* START SUPPLIED DATA *

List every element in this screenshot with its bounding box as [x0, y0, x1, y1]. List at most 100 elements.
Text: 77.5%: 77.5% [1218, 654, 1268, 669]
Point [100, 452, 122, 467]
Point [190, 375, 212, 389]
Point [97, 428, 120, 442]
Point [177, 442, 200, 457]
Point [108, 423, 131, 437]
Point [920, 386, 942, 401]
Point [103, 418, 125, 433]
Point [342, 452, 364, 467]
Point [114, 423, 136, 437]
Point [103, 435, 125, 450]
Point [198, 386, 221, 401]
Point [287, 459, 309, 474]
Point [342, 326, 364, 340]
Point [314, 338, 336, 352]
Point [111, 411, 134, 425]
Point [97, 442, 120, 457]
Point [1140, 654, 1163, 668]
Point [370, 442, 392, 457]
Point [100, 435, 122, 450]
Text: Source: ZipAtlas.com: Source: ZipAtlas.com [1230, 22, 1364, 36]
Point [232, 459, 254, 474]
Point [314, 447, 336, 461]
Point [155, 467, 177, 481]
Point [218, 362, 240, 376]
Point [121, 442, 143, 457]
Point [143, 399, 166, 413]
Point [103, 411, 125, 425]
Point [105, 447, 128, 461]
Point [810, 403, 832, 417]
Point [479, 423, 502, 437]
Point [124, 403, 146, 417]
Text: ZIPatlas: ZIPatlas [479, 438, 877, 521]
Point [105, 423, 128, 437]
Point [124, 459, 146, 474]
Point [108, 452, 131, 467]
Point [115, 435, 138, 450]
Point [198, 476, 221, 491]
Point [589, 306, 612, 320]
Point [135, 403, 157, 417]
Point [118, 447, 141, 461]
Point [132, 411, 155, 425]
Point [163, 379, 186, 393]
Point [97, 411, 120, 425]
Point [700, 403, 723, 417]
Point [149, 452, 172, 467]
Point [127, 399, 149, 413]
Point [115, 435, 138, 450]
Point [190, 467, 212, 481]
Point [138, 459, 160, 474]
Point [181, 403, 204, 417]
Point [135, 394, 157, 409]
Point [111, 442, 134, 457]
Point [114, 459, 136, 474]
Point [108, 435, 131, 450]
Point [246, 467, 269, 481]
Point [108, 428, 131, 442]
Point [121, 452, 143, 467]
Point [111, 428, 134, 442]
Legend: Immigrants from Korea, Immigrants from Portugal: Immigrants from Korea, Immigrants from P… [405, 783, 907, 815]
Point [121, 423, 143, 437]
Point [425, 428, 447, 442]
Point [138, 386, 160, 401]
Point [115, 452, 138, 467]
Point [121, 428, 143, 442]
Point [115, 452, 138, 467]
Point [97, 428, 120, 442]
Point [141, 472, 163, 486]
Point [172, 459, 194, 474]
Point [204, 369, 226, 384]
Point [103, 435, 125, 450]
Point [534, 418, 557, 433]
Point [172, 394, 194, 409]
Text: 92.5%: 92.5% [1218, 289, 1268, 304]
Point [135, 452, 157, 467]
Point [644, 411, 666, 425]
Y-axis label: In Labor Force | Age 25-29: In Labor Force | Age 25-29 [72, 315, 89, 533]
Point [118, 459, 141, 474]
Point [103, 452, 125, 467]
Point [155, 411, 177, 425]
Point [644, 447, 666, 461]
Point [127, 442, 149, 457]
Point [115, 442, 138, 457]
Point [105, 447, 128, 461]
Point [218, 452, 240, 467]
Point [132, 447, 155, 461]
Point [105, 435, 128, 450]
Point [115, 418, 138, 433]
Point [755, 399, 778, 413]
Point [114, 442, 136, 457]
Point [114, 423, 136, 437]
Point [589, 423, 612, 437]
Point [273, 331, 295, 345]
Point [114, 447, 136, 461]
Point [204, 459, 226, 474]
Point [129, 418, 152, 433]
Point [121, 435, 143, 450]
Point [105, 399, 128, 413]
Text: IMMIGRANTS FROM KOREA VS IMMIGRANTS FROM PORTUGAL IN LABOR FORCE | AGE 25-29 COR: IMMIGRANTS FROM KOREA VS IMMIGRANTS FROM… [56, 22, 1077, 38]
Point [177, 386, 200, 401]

* END SUPPLIED DATA *

Could you give the listing above as a numbered list, leaving out any blank lines?

1. List every element in this screenshot with its bounding box as [x0, y0, x1, y1]. List at most 100 elements.
2. Text: 77.5%: 77.5% [1218, 654, 1268, 669]
3. Point [100, 452, 122, 467]
4. Point [190, 375, 212, 389]
5. Point [97, 428, 120, 442]
6. Point [177, 442, 200, 457]
7. Point [108, 423, 131, 437]
8. Point [920, 386, 942, 401]
9. Point [103, 418, 125, 433]
10. Point [342, 452, 364, 467]
11. Point [114, 423, 136, 437]
12. Point [103, 435, 125, 450]
13. Point [198, 386, 221, 401]
14. Point [287, 459, 309, 474]
15. Point [342, 326, 364, 340]
16. Point [314, 338, 336, 352]
17. Point [111, 411, 134, 425]
18. Point [97, 442, 120, 457]
19. Point [1140, 654, 1163, 668]
20. Point [370, 442, 392, 457]
21. Point [100, 435, 122, 450]
22. Text: Source: ZipAtlas.com: Source: ZipAtlas.com [1230, 22, 1364, 36]
23. Point [232, 459, 254, 474]
24. Point [314, 447, 336, 461]
25. Point [155, 467, 177, 481]
26. Point [218, 362, 240, 376]
27. Point [121, 442, 143, 457]
28. Point [143, 399, 166, 413]
29. Point [103, 411, 125, 425]
30. Point [105, 447, 128, 461]
31. Point [810, 403, 832, 417]
32. Point [479, 423, 502, 437]
33. Point [124, 403, 146, 417]
34. Text: ZIPatlas: ZIPatlas [479, 438, 877, 521]
35. Point [105, 423, 128, 437]
36. Point [124, 459, 146, 474]
37. Point [108, 452, 131, 467]
38. Point [115, 435, 138, 450]
39. Point [198, 476, 221, 491]
40. Point [589, 306, 612, 320]
41. Point [135, 403, 157, 417]
42. Point [118, 447, 141, 461]
43. Point [132, 411, 155, 425]
44. Point [163, 379, 186, 393]
45. Point [97, 411, 120, 425]
46. Point [700, 403, 723, 417]
47. Point [149, 452, 172, 467]
48. Point [127, 399, 149, 413]
49. Point [115, 435, 138, 450]
50. Point [190, 467, 212, 481]
51. Point [138, 459, 160, 474]
52. Point [181, 403, 204, 417]
53. Point [135, 394, 157, 409]
54. Point [111, 442, 134, 457]
55. Point [114, 459, 136, 474]
56. Point [108, 435, 131, 450]
57. Point [246, 467, 269, 481]
58. Point [108, 428, 131, 442]
59. Point [121, 452, 143, 467]
60. Point [111, 428, 134, 442]
61. Legend: Immigrants from Korea, Immigrants from Portugal: Immigrants from Korea, Immigrants from P… [405, 783, 907, 815]
62. Point [121, 423, 143, 437]
63. Point [425, 428, 447, 442]
64. Point [138, 386, 160, 401]
65. Point [115, 452, 138, 467]
66. Point [121, 428, 143, 442]
67. Point [115, 452, 138, 467]
68. Point [97, 428, 120, 442]
69. Point [141, 472, 163, 486]
70. Point [172, 459, 194, 474]
71. Point [204, 369, 226, 384]
72. Point [103, 435, 125, 450]
73. Point [534, 418, 557, 433]
74. Point [172, 394, 194, 409]
75. Text: 92.5%: 92.5% [1218, 289, 1268, 304]
76. Point [135, 452, 157, 467]
77. Point [644, 411, 666, 425]
78. Y-axis label: In Labor Force | Age 25-29: In Labor Force | Age 25-29 [72, 315, 89, 533]
79. Point [118, 459, 141, 474]
80. Point [103, 452, 125, 467]
81. Point [155, 411, 177, 425]
82. Point [644, 447, 666, 461]
83. Point [127, 442, 149, 457]
84. Point [115, 442, 138, 457]
85. Point [105, 447, 128, 461]
86. Point [218, 452, 240, 467]
87. Point [132, 447, 155, 461]
88. Point [105, 435, 128, 450]
89. Point [115, 418, 138, 433]
90. Point [755, 399, 778, 413]
91. Point [114, 442, 136, 457]
92. Point [114, 423, 136, 437]
93. Point [589, 423, 612, 437]
94. Point [273, 331, 295, 345]
95. Point [114, 447, 136, 461]
96. Point [204, 459, 226, 474]
97. Point [129, 418, 152, 433]
98. Point [121, 435, 143, 450]
99. Point [105, 399, 128, 413]
100. Text: IMMIGRANTS FROM KOREA VS IMMIGRANTS FROM PORTUGAL IN LABOR FORCE | AGE 25-29 COR: IMMIGRANTS FROM KOREA VS IMMIGRANTS FROM… [56, 22, 1077, 38]
101. Point [177, 386, 200, 401]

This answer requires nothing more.